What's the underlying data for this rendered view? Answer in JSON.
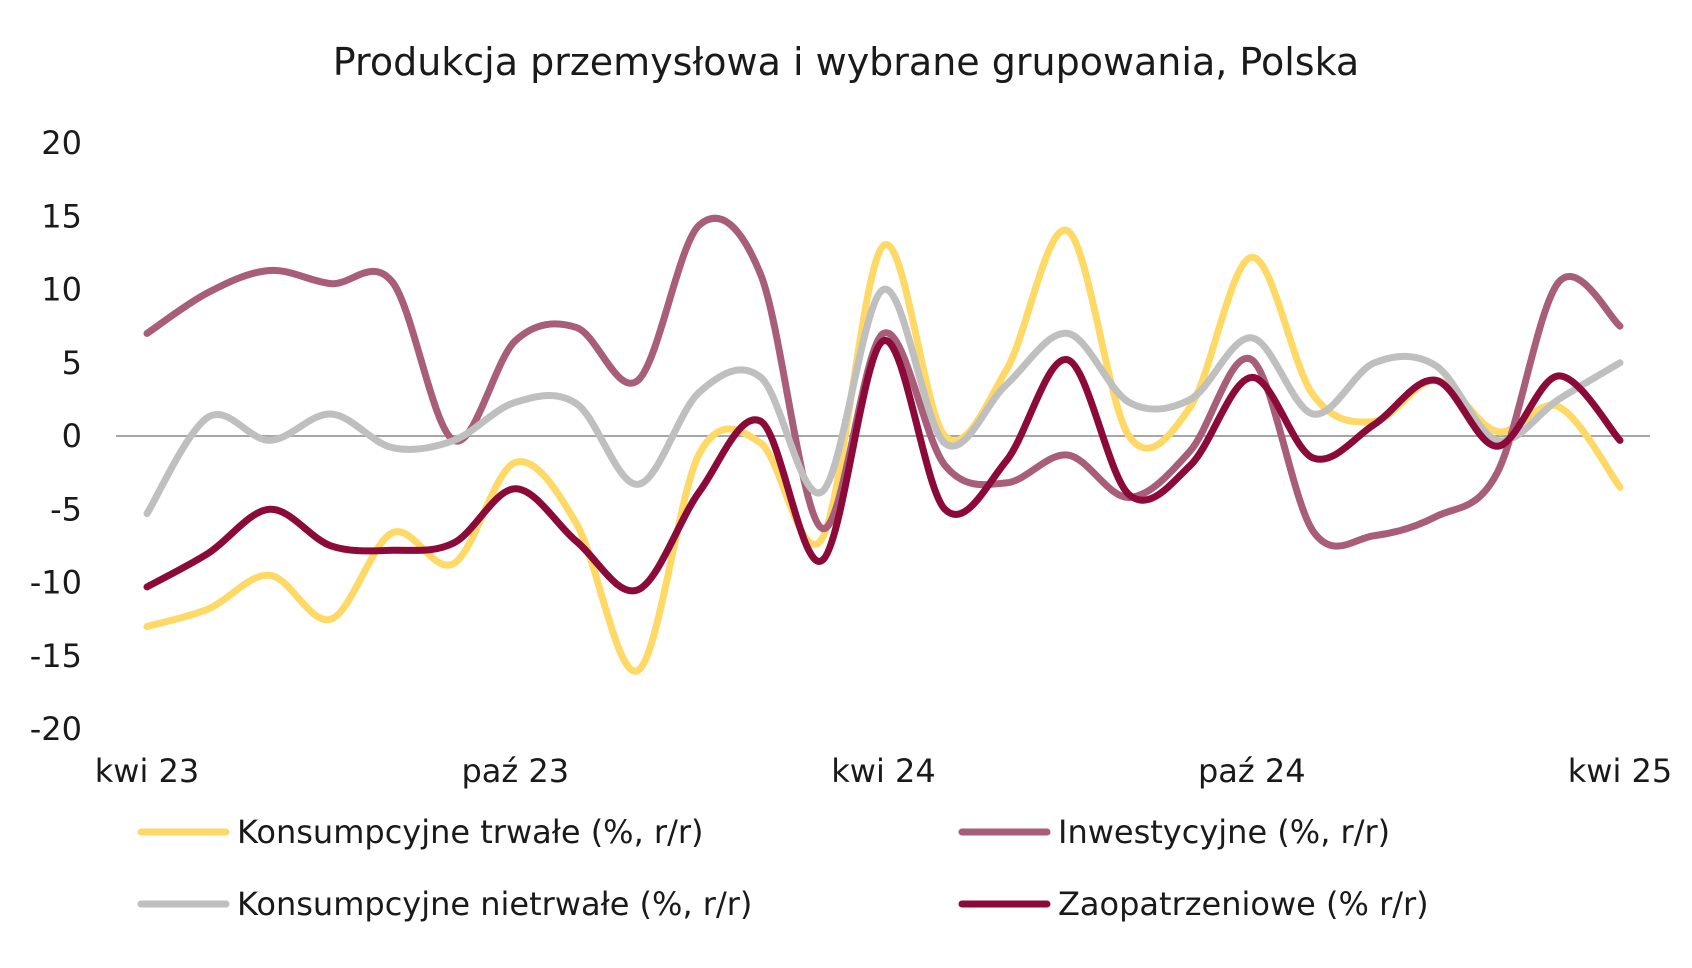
{
  "chart_data": {
    "type": "line",
    "title": "Produkcja przemysłowa i wybrane grupowania, Polska",
    "xlabel": "",
    "ylabel": "",
    "ylim": [
      -20,
      20
    ],
    "yticks": [
      20,
      15,
      10,
      5,
      0,
      -5,
      -10,
      -15,
      -20
    ],
    "x": [
      "2023-04",
      "2023-05",
      "2023-06",
      "2023-07",
      "2023-08",
      "2023-09",
      "2023-10",
      "2023-11",
      "2023-12",
      "2024-01",
      "2024-02",
      "2024-03",
      "2024-04",
      "2024-05",
      "2024-06",
      "2024-07",
      "2024-08",
      "2024-09",
      "2024-10",
      "2024-11",
      "2024-12",
      "2025-01",
      "2025-02",
      "2025-03",
      "2025-04"
    ],
    "xtick_labels": [
      {
        "index": 0,
        "label": "kwi 23"
      },
      {
        "index": 6,
        "label": "paź 23"
      },
      {
        "index": 12,
        "label": "kwi 24"
      },
      {
        "index": 18,
        "label": "paź 24"
      },
      {
        "index": 24,
        "label": "kwi 25"
      }
    ],
    "grid": false,
    "zero_line": true,
    "legend_position": "bottom",
    "series": [
      {
        "name": "Konsumpcyjne trwałe (%, r/r)",
        "color": "#FFD966",
        "values": [
          -13.0,
          -11.8,
          -9.5,
          -12.5,
          -6.6,
          -8.7,
          -1.8,
          -6.0,
          -16.0,
          -1.2,
          -0.5,
          -7.0,
          13.0,
          0.0,
          4.5,
          14.0,
          0.0,
          2.0,
          12.2,
          2.8,
          1.0,
          3.8,
          0.3,
          2.0,
          -3.5
        ]
      },
      {
        "name": "Inwestycyjne (%, r/r)",
        "color": "#A85D78",
        "values": [
          7.0,
          9.8,
          11.3,
          10.4,
          10.5,
          -0.3,
          6.5,
          7.4,
          3.8,
          14.4,
          11.0,
          -6.3,
          7.0,
          -2.0,
          -3.2,
          -1.3,
          -4.2,
          -1.0,
          5.2,
          -6.5,
          -6.8,
          -5.5,
          -2.5,
          10.5,
          7.5
        ]
      },
      {
        "name": "Konsumpcyjne nietrwałe (%, r/r)",
        "color": "#BFBFBF",
        "values": [
          -5.3,
          1.3,
          -0.3,
          1.5,
          -0.8,
          -0.3,
          2.3,
          2.2,
          -3.3,
          3.0,
          4.0,
          -3.8,
          10.0,
          -0.5,
          3.5,
          7.0,
          2.3,
          2.5,
          6.7,
          1.5,
          5.0,
          4.8,
          -0.3,
          2.5,
          5.0
        ]
      },
      {
        "name": "Zaopatrzeniowe (% r/r)",
        "color": "#8B0A3A",
        "values": [
          -10.3,
          -8.0,
          -5.0,
          -7.5,
          -7.8,
          -7.3,
          -3.6,
          -7.2,
          -10.5,
          -3.8,
          1.0,
          -8.5,
          6.5,
          -5.0,
          -1.7,
          5.2,
          -4.0,
          -2.0,
          4.0,
          -1.5,
          0.8,
          3.8,
          -0.7,
          4.1,
          -0.3
        ]
      }
    ]
  }
}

──────────────────────────────

(Stated problem):
Find the word "name" in the entries, and copy every line it shows up in.

(Written answer):
        "name": "Konsumpcyjne trwałe (%, r/r)",
        "name": "Inwestycyjne (%, r/r)",
        "name": "Konsumpcyjne nietrwałe (%, r/r)",
        "name": "Zaopatrzeniowe (% r/r)",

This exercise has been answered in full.